* **What is asked**
Transcribe all the entries word for word, omitting any pictures they contain.

=== Input material ===

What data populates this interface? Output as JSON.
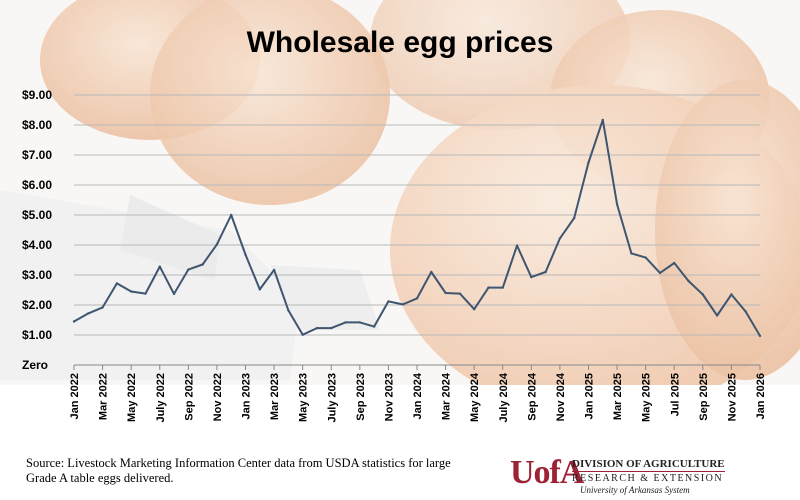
{
  "chart_data": {
    "type": "line",
    "title": "Wholesale egg prices",
    "xlabel": "",
    "ylabel": "",
    "ylim": [
      0,
      9
    ],
    "yticks": [
      {
        "value": 0,
        "label": "Zero"
      },
      {
        "value": 1,
        "label": "$1.00"
      },
      {
        "value": 2,
        "label": "$2.00"
      },
      {
        "value": 3,
        "label": "$3.00"
      },
      {
        "value": 4,
        "label": "$4.00"
      },
      {
        "value": 5,
        "label": "$5.00"
      },
      {
        "value": 6,
        "label": "$6.00"
      },
      {
        "value": 7,
        "label": "$7.00"
      },
      {
        "value": 8,
        "label": "$8.00"
      },
      {
        "value": 9,
        "label": "$9.00"
      }
    ],
    "grid": true,
    "xtick_labels": [
      "Jan 2022",
      "Mar 2022",
      "May 2022",
      "July 2022",
      "Sep 2022",
      "Nov 2022",
      "Jan 2023",
      "Mar 2023",
      "May 2023",
      "July 2023",
      "Sep 2023",
      "Nov 2023",
      "Jan 2024",
      "Mar 2024",
      "May 2024",
      "July 2024",
      "Sep 2024",
      "Nov 2024",
      "Jan 2025",
      "Mar 2025",
      "May 2025",
      "Jul 2025",
      "Sep 2025",
      "Nov 2025",
      "Jan 2026"
    ],
    "x": [
      "Jan 2022",
      "Feb 2022",
      "Mar 2022",
      "Apr 2022",
      "May 2022",
      "Jun 2022",
      "Jul 2022",
      "Aug 2022",
      "Sep 2022",
      "Oct 2022",
      "Nov 2022",
      "Dec 2022",
      "Jan 2023",
      "Feb 2023",
      "Mar 2023",
      "Apr 2023",
      "May 2023",
      "Jun 2023",
      "Jul 2023",
      "Aug 2023",
      "Sep 2023",
      "Oct 2023",
      "Nov 2023",
      "Dec 2023",
      "Jan 2024",
      "Feb 2024",
      "Mar 2024",
      "Apr 2024",
      "May 2024",
      "Jun 2024",
      "Jul 2024",
      "Aug 2024",
      "Sep 2024",
      "Oct 2024",
      "Nov 2024",
      "Dec 2024",
      "Jan 2025",
      "Feb 2025",
      "Mar 2025",
      "Apr 2025",
      "May 2025",
      "Jun 2025",
      "Jul 2025",
      "Aug 2025",
      "Sep 2025",
      "Oct 2025",
      "Nov 2025",
      "Dec 2025",
      "Jan 2026"
    ],
    "series": [
      {
        "values": [
          1.45,
          1.72,
          1.92,
          2.72,
          2.45,
          2.38,
          3.28,
          2.37,
          3.18,
          3.35,
          4.02,
          5.0,
          3.68,
          2.52,
          3.17,
          1.82,
          1.01,
          1.23,
          1.23,
          1.42,
          1.42,
          1.28,
          2.12,
          2.02,
          2.22,
          3.1,
          2.4,
          2.38,
          1.86,
          2.58,
          2.58,
          3.98,
          2.93,
          3.1,
          4.22,
          4.9,
          6.75,
          8.17,
          5.35,
          3.72,
          3.58,
          3.07,
          3.4,
          2.8,
          2.35,
          1.65,
          2.35,
          1.78,
          0.97
        ],
        "color": "#3e5670"
      }
    ]
  },
  "footer": {
    "source_line1": "Source: Livestock Marketing Information Center data from USDA statistics for large",
    "source_line2": "Grade A table eggs delivered."
  },
  "logo": {
    "mark": "UofA",
    "line1": "DIVISION OF AGRICULTURE",
    "line2": "RESEARCH & EXTENSION",
    "line3": "University of Arkansas System",
    "color": "#9d2235"
  },
  "colors": {
    "line": "#3e5670",
    "grid": "#b8b8b8",
    "egg": "#e7b896",
    "carton": "#eeeeee"
  }
}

===

* **Written solution**
What data populates this interface? Output as JSON.
{
  "chart_data": {
    "type": "line",
    "title": "Wholesale egg prices",
    "xlabel": "",
    "ylabel": "",
    "ylim": [
      0,
      9
    ],
    "yticks": [
      {
        "value": 0,
        "label": "Zero"
      },
      {
        "value": 1,
        "label": "$1.00"
      },
      {
        "value": 2,
        "label": "$2.00"
      },
      {
        "value": 3,
        "label": "$3.00"
      },
      {
        "value": 4,
        "label": "$4.00"
      },
      {
        "value": 5,
        "label": "$5.00"
      },
      {
        "value": 6,
        "label": "$6.00"
      },
      {
        "value": 7,
        "label": "$7.00"
      },
      {
        "value": 8,
        "label": "$8.00"
      },
      {
        "value": 9,
        "label": "$9.00"
      }
    ],
    "grid": true,
    "xtick_labels": [
      "Jan 2022",
      "Mar 2022",
      "May 2022",
      "July 2022",
      "Sep 2022",
      "Nov 2022",
      "Jan 2023",
      "Mar 2023",
      "May 2023",
      "July 2023",
      "Sep 2023",
      "Nov 2023",
      "Jan 2024",
      "Mar 2024",
      "May 2024",
      "July 2024",
      "Sep 2024",
      "Nov 2024",
      "Jan 2025",
      "Mar 2025",
      "May 2025",
      "Jul 2025",
      "Sep 2025",
      "Nov 2025",
      "Jan 2026"
    ],
    "x": [
      "Jan 2022",
      "Feb 2022",
      "Mar 2022",
      "Apr 2022",
      "May 2022",
      "Jun 2022",
      "Jul 2022",
      "Aug 2022",
      "Sep 2022",
      "Oct 2022",
      "Nov 2022",
      "Dec 2022",
      "Jan 2023",
      "Feb 2023",
      "Mar 2023",
      "Apr 2023",
      "May 2023",
      "Jun 2023",
      "Jul 2023",
      "Aug 2023",
      "Sep 2023",
      "Oct 2023",
      "Nov 2023",
      "Dec 2023",
      "Jan 2024",
      "Feb 2024",
      "Mar 2024",
      "Apr 2024",
      "May 2024",
      "Jun 2024",
      "Jul 2024",
      "Aug 2024",
      "Sep 2024",
      "Oct 2024",
      "Nov 2024",
      "Dec 2024",
      "Jan 2025",
      "Feb 2025",
      "Mar 2025",
      "Apr 2025",
      "May 2025",
      "Jun 2025",
      "Jul 2025",
      "Aug 2025",
      "Sep 2025",
      "Oct 2025",
      "Nov 2025",
      "Dec 2025",
      "Jan 2026"
    ],
    "series": [
      {
        "values": [
          1.45,
          1.72,
          1.92,
          2.72,
          2.45,
          2.38,
          3.28,
          2.37,
          3.18,
          3.35,
          4.02,
          5.0,
          3.68,
          2.52,
          3.17,
          1.82,
          1.01,
          1.23,
          1.23,
          1.42,
          1.42,
          1.28,
          2.12,
          2.02,
          2.22,
          3.1,
          2.4,
          2.38,
          1.86,
          2.58,
          2.58,
          3.98,
          2.93,
          3.1,
          4.22,
          4.9,
          6.75,
          8.17,
          5.35,
          3.72,
          3.58,
          3.07,
          3.4,
          2.8,
          2.35,
          1.65,
          2.35,
          1.78,
          0.97
        ],
        "color": "#3e5670"
      }
    ]
  },
  "footer": {
    "source_line1": "Source: Livestock Marketing Information Center data from USDA statistics for large",
    "source_line2": "Grade A table eggs delivered."
  },
  "logo": {
    "mark": "UofA",
    "line1": "DIVISION OF AGRICULTURE",
    "line2": "RESEARCH & EXTENSION",
    "line3": "University of Arkansas System",
    "color": "#9d2235"
  },
  "colors": {
    "line": "#3e5670",
    "grid": "#b8b8b8",
    "egg": "#e7b896",
    "carton": "#eeeeee"
  }
}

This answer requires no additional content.